All of the records below need to be copied exactly.

(Records from a collection of figures)
[start]

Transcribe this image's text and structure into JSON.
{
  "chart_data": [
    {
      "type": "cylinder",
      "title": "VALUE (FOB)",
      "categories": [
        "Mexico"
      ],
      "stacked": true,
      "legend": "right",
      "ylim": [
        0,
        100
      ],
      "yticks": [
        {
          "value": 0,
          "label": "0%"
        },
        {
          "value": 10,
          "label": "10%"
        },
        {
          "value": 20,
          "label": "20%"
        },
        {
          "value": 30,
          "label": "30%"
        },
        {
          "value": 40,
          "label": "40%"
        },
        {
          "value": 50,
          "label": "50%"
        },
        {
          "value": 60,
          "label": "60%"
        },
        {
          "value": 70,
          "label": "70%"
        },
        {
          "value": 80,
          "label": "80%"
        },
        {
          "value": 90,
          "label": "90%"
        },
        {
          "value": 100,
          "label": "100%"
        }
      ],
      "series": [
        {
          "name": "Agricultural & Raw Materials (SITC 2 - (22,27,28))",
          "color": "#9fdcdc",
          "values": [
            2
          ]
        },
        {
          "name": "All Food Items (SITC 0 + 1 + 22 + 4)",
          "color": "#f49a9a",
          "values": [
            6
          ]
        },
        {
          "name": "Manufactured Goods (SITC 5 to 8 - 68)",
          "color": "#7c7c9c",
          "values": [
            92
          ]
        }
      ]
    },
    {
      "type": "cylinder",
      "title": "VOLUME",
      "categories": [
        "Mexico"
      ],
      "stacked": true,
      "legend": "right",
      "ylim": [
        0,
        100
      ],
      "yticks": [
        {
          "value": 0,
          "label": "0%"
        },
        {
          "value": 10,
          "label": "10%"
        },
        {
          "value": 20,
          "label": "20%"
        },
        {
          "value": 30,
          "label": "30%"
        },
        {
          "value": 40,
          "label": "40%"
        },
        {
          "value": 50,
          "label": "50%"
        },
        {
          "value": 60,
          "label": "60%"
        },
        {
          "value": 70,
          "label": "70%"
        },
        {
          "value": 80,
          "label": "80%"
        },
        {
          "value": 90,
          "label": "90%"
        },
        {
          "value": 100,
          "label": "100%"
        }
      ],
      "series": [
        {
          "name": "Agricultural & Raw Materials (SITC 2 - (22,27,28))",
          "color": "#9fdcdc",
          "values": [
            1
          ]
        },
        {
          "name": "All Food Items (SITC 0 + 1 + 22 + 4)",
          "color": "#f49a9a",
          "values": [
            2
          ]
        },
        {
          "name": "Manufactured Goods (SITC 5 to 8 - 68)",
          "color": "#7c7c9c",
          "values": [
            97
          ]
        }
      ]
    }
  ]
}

[end]

== Answer to the task ==
Transcribe this image's text and structure into JSON.
{
  "chart_data": [
    {
      "type": "cylinder",
      "title": "VALUE (FOB)",
      "categories": [
        "Mexico"
      ],
      "stacked": true,
      "legend": "right",
      "ylim": [
        0,
        100
      ],
      "yticks": [
        {
          "value": 0,
          "label": "0%"
        },
        {
          "value": 10,
          "label": "10%"
        },
        {
          "value": 20,
          "label": "20%"
        },
        {
          "value": 30,
          "label": "30%"
        },
        {
          "value": 40,
          "label": "40%"
        },
        {
          "value": 50,
          "label": "50%"
        },
        {
          "value": 60,
          "label": "60%"
        },
        {
          "value": 70,
          "label": "70%"
        },
        {
          "value": 80,
          "label": "80%"
        },
        {
          "value": 90,
          "label": "90%"
        },
        {
          "value": 100,
          "label": "100%"
        }
      ],
      "series": [
        {
          "name": "Agricultural & Raw Materials (SITC 2 - (22,27,28))",
          "color": "#9fdcdc",
          "values": [
            2
          ]
        },
        {
          "name": "All Food Items (SITC 0 + 1 + 22 + 4)",
          "color": "#f49a9a",
          "values": [
            6
          ]
        },
        {
          "name": "Manufactured Goods (SITC 5 to 8 - 68)",
          "color": "#7c7c9c",
          "values": [
            92
          ]
        }
      ]
    },
    {
      "type": "cylinder",
      "title": "VOLUME",
      "categories": [
        "Mexico"
      ],
      "stacked": true,
      "legend": "right",
      "ylim": [
        0,
        100
      ],
      "yticks": [
        {
          "value": 0,
          "label": "0%"
        },
        {
          "value": 10,
          "label": "10%"
        },
        {
          "value": 20,
          "label": "20%"
        },
        {
          "value": 30,
          "label": "30%"
        },
        {
          "value": 40,
          "label": "40%"
        },
        {
          "value": 50,
          "label": "50%"
        },
        {
          "value": 60,
          "label": "60%"
        },
        {
          "value": 70,
          "label": "70%"
        },
        {
          "value": 80,
          "label": "80%"
        },
        {
          "value": 90,
          "label": "90%"
        },
        {
          "value": 100,
          "label": "100%"
        }
      ],
      "series": [
        {
          "name": "Agricultural & Raw Materials (SITC 2 - (22,27,28))",
          "color": "#9fdcdc",
          "values": [
            1
          ]
        },
        {
          "name": "All Food Items (SITC 0 + 1 + 22 + 4)",
          "color": "#f49a9a",
          "values": [
            2
          ]
        },
        {
          "name": "Manufactured Goods (SITC 5 to 8 - 68)",
          "color": "#7c7c9c",
          "values": [
            97
          ]
        }
      ]
    }
  ]
}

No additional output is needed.